_Problem details_
Reproduce all entries precisely as they are written.

***

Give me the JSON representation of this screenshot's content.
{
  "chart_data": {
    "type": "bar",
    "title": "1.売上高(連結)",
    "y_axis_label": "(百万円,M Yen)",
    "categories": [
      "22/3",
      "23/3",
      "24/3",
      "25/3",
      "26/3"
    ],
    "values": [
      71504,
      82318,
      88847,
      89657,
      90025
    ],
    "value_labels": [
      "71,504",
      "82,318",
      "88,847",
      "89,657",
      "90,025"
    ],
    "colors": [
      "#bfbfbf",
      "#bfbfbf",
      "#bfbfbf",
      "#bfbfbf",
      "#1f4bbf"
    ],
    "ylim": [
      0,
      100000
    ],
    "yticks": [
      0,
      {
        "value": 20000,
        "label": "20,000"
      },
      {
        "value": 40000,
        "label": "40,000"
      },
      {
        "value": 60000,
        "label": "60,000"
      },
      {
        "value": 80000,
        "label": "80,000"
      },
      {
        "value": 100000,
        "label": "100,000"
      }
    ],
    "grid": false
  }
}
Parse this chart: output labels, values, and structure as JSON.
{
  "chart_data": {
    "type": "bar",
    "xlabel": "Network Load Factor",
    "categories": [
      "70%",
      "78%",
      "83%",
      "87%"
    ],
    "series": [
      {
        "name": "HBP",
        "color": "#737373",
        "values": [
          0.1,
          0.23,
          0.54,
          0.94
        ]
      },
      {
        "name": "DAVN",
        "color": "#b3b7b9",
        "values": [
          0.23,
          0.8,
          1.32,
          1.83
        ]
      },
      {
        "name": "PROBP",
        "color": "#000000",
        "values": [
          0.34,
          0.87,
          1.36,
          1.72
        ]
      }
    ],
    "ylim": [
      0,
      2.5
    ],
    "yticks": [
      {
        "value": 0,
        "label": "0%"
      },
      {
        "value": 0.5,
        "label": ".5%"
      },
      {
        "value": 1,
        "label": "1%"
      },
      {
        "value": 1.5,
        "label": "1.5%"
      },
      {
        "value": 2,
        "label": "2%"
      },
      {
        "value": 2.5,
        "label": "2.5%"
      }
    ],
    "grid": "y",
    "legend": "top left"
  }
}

***

_Solution to this problem_
Give me the JSON representation of this screenshot's content.
{
  "chart_data": {
    "type": "bar",
    "title": "1.売上高(連結)",
    "y_axis_label": "(百万円,M Yen)",
    "categories": [
      "22/3",
      "23/3",
      "24/3",
      "25/3",
      "26/3"
    ],
    "values": [
      71504,
      82318,
      88847,
      89657,
      90025
    ],
    "value_labels": [
      "71,504",
      "82,318",
      "88,847",
      "89,657",
      "90,025"
    ],
    "colors": [
      "#bfbfbf",
      "#bfbfbf",
      "#bfbfbf",
      "#bfbfbf",
      "#1f4bbf"
    ],
    "ylim": [
      0,
      100000
    ],
    "yticks": [
      0,
      {
        "value": 20000,
        "label": "20,000"
      },
      {
        "value": 40000,
        "label": "40,000"
      },
      {
        "value": 60000,
        "label": "60,000"
      },
      {
        "value": 80000,
        "label": "80,000"
      },
      {
        "value": 100000,
        "label": "100,000"
      }
    ],
    "grid": false
  }
}
Parse this chart: output labels, values, and structure as JSON.
{
  "chart_data": {
    "type": "bar",
    "xlabel": "Network Load Factor",
    "categories": [
      "70%",
      "78%",
      "83%",
      "87%"
    ],
    "series": [
      {
        "name": "HBP",
        "color": "#737373",
        "values": [
          0.1,
          0.23,
          0.54,
          0.94
        ]
      },
      {
        "name": "DAVN",
        "color": "#b3b7b9",
        "values": [
          0.23,
          0.8,
          1.32,
          1.83
        ]
      },
      {
        "name": "PROBP",
        "color": "#000000",
        "values": [
          0.34,
          0.87,
          1.36,
          1.72
        ]
      }
    ],
    "ylim": [
      0,
      2.5
    ],
    "yticks": [
      {
        "value": 0,
        "label": "0%"
      },
      {
        "value": 0.5,
        "label": ".5%"
      },
      {
        "value": 1,
        "label": "1%"
      },
      {
        "value": 1.5,
        "label": "1.5%"
      },
      {
        "value": 2,
        "label": "2%"
      },
      {
        "value": 2.5,
        "label": "2.5%"
      }
    ],
    "grid": "y",
    "legend": "top left"
  }
}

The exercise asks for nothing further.